-------- STORED ROWS

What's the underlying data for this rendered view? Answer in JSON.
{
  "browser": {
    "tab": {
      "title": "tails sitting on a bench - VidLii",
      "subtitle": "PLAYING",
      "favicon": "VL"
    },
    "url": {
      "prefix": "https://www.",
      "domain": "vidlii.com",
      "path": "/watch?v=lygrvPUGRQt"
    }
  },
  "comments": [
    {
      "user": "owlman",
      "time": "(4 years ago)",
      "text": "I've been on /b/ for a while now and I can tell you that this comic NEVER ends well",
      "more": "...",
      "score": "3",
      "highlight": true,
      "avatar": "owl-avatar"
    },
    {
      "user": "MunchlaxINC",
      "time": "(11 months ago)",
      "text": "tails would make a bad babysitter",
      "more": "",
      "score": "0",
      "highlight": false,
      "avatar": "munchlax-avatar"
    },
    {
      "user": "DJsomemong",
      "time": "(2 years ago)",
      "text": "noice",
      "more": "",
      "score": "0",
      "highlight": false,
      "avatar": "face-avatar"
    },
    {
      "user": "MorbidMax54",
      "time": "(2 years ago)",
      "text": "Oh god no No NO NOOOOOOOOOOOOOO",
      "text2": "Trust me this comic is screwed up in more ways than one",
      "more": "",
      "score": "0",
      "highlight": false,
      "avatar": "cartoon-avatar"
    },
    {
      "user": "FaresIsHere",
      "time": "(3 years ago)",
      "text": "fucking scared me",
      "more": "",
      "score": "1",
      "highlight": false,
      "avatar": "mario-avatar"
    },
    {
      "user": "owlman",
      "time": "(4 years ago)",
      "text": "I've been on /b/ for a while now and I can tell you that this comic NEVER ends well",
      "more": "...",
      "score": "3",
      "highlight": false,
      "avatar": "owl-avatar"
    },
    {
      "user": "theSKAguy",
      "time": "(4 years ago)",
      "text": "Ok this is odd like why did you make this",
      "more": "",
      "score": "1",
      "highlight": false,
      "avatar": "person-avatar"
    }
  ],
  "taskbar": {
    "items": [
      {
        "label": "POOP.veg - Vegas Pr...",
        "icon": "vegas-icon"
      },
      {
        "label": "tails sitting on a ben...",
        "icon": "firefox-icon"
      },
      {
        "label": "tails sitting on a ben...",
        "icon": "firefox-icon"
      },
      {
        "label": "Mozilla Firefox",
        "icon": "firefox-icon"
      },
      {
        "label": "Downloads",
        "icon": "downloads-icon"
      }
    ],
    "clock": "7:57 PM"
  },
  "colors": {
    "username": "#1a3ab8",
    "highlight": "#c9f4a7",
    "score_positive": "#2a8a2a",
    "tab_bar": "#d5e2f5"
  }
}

----------------

GIVEN PROBLEM: Reproduce each record exactly as it appears.

FULL ANSWER:
What's the underlying data for this rendered view? Answer in JSON.
{
  "browser": {
    "tab": {
      "title": "tails sitting on a bench - VidLii",
      "subtitle": "PLAYING",
      "favicon": "VL"
    },
    "url": {
      "prefix": "https://www.",
      "domain": "vidlii.com",
      "path": "/watch?v=lygrvPUGRQt"
    }
  },
  "comments": [
    {
      "user": "owlman",
      "time": "(4 years ago)",
      "text": "I've been on /b/ for a while now and I can tell you that this comic NEVER ends well",
      "more": "...",
      "score": "3",
      "highlight": true,
      "avatar": "owl-avatar"
    },
    {
      "user": "MunchlaxINC",
      "time": "(11 months ago)",
      "text": "tails would make a bad babysitter",
      "more": "",
      "score": "0",
      "highlight": false,
      "avatar": "munchlax-avatar"
    },
    {
      "user": "DJsomemong",
      "time": "(2 years ago)",
      "text": "noice",
      "more": "",
      "score": "0",
      "highlight": false,
      "avatar": "face-avatar"
    },
    {
      "user": "MorbidMax54",
      "time": "(2 years ago)",
      "text": "Oh god no No NO NOOOOOOOOOOOOOO",
      "text2": "Trust me this comic is screwed up in more ways than one",
      "more": "",
      "score": "0",
      "highlight": false,
      "avatar": "cartoon-avatar"
    },
    {
      "user": "FaresIsHere",
      "time": "(3 years ago)",
      "text": "fucking scared me",
      "more": "",
      "score": "1",
      "highlight": false,
      "avatar": "mario-avatar"
    },
    {
      "user": "owlman",
      "time": "(4 years ago)",
      "text": "I've been on /b/ for a while now and I can tell you that this comic NEVER ends well",
      "more": "...",
      "score": "3",
      "highlight": false,
      "avatar": "owl-avatar"
    },
    {
      "user": "theSKAguy",
      "time": "(4 years ago)",
      "text": "Ok this is odd like why did you make this",
      "more": "",
      "score": "1",
      "highlight": false,
      "avatar": "person-avatar"
    }
  ],
  "taskbar": {
    "items": [
      {
        "label": "POOP.veg - Vegas Pr...",
        "icon": "vegas-icon"
      },
      {
        "label": "tails sitting on a ben...",
        "icon": "firefox-icon"
      },
      {
        "label": "tails sitting on a ben...",
        "icon": "firefox-icon"
      },
      {
        "label": "Mozilla Firefox",
        "icon": "firefox-icon"
      },
      {
        "label": "Downloads",
        "icon": "downloads-icon"
      }
    ],
    "clock": "7:57 PM"
  },
  "colors": {
    "username": "#1a3ab8",
    "highlight": "#c9f4a7",
    "score_positive": "#2a8a2a",
    "tab_bar": "#d5e2f5"
  }
}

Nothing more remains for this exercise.